■ THE INPUT:
* begin *

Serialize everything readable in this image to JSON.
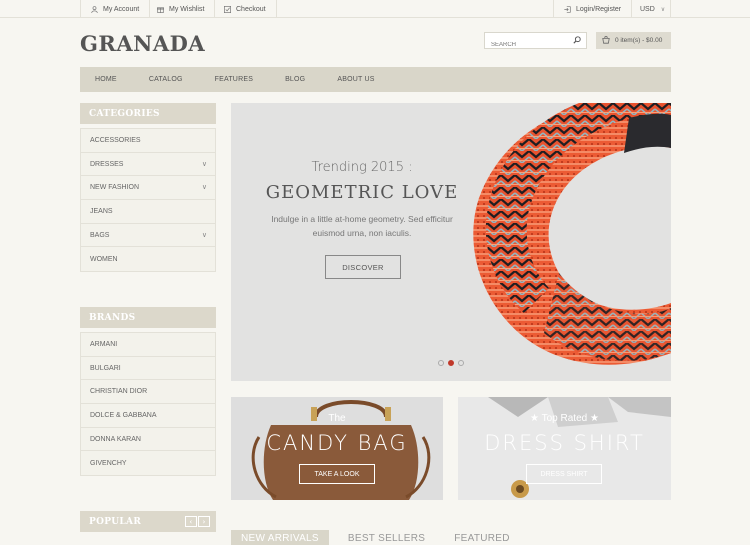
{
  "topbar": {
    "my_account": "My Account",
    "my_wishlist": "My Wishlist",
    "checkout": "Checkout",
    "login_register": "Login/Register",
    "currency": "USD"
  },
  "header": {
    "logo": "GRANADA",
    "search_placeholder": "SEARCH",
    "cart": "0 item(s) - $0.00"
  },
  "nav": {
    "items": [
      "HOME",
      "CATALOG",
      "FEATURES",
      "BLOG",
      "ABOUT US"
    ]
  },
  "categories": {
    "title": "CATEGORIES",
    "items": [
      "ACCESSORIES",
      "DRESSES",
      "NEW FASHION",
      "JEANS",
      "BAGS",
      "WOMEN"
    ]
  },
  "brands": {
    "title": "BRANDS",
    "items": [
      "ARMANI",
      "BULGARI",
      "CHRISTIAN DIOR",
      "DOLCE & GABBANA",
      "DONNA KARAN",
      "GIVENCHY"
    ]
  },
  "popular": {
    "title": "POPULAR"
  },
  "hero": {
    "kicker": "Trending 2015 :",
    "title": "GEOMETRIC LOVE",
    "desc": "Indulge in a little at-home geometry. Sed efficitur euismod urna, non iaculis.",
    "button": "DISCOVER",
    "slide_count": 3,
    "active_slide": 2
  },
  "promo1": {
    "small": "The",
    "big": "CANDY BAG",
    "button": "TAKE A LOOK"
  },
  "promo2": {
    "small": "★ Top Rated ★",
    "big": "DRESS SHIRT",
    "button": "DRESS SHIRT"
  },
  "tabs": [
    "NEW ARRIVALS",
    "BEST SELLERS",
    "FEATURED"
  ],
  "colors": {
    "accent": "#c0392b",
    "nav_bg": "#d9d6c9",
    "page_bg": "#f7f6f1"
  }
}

* end *

■ TASK:
Identify the lines above that contain the word "button", then copy them.

■ TASK ANSWER:
    "button": "DISCOVER",
    "button": "TAKE A LOOK"
    "button": "DRESS SHIRT"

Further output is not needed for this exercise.